Given exercise: Give a verbatim copy of the lines below, minus the pictures.

»»

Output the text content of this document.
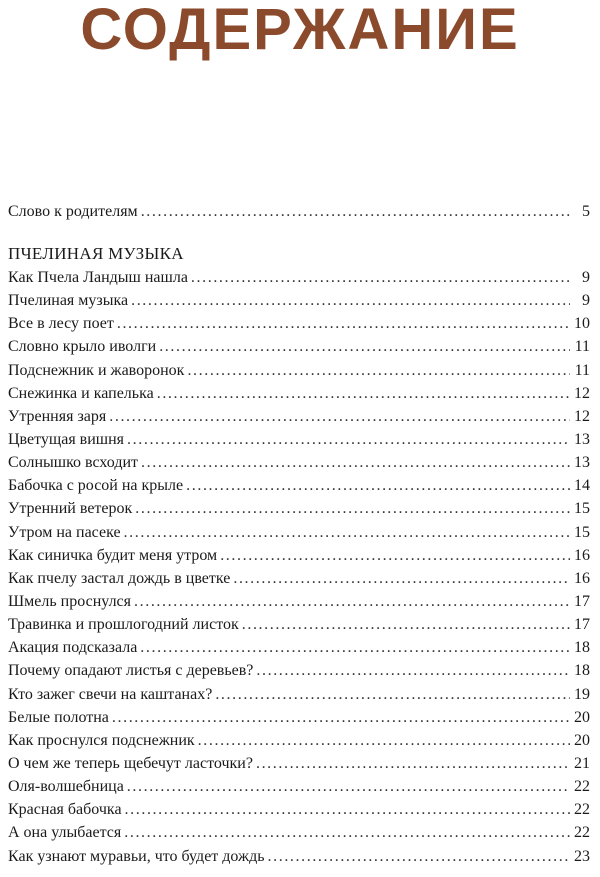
СОДЕРЖАНИЕ
Слово к родителям . . .	5
ПЧЕЛИНАЯ МУЗЫКА
Как Пчела Ландыш нашла . . .	9
Пчелиная музыка . . .	9
Все в лесу поет . . .	10
Словно крыло иволги . . .	11
Подснежник и жаворонок . . .	11
Снежинка и капелька . . .	12
Утренняя заря . . .	12
Цветущая вишня . . .	13
Солнышко всходит . . .	13
Бабочка с росой на крыле . . .	14
Утренний ветерок . . .	15
Утром на пасеке . . .	15
Как синичка будит меня утром . . .	16
Как пчелу застал дождь в цветке . . .	16
Шмель проснулся . . .	17
Травинка и прошлогодний листок . . .	17
Акация подсказала . . .	18
Почему опадают листья с деревьев? . . .	18
Кто зажег свечи на каштанах? . . .	19
Белые полотна . . .	20
Как проснулся подснежник . . .	20
О чем же теперь щебечут ласточки? . . .	21
Оля-волшебница . . .	22
Красная бабочка . . .	22
А она улыбается . . .	22
Как узнают муравьи, что будет дождь . . .	23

««

Answer in full:
Output the text content of this document.
СОДЕРЖАНИЕ
Слово к родителям . . .	5
ПЧЕЛИНАЯ МУЗЫКА
Как Пчела Ландыш нашла . . .	9
Пчелиная музыка . . .	9
Все в лесу поет . . .	10
Словно крыло иволги . . .	11
Подснежник и жаворонок . . .	11
Снежинка и капелька . . .	12
Утренняя заря . . .	12
Цветущая вишня . . .	13
Солнышко всходит . . .	13
Бабочка с росой на крыле . . .	14
Утренний ветерок . . .	15
Утром на пасеке . . .	15
Как синичка будит меня утром . . .	16
Как пчелу застал дождь в цветке . . .	16
Шмель проснулся . . .	17
Травинка и прошлогодний листок . . .	17
Акация подсказала . . .	18
Почему опадают листья с деревьев? . . .	18
Кто зажег свечи на каштанах? . . .	19
Белые полотна . . .	20
Как проснулся подснежник . . .	20
О чем же теперь щебечут ласточки? . . .	21
Оля-волшебница . . .	22
Красная бабочка . . .	22
А она улыбается . . .	22
Как узнают муравьи, что будет дождь . . .	23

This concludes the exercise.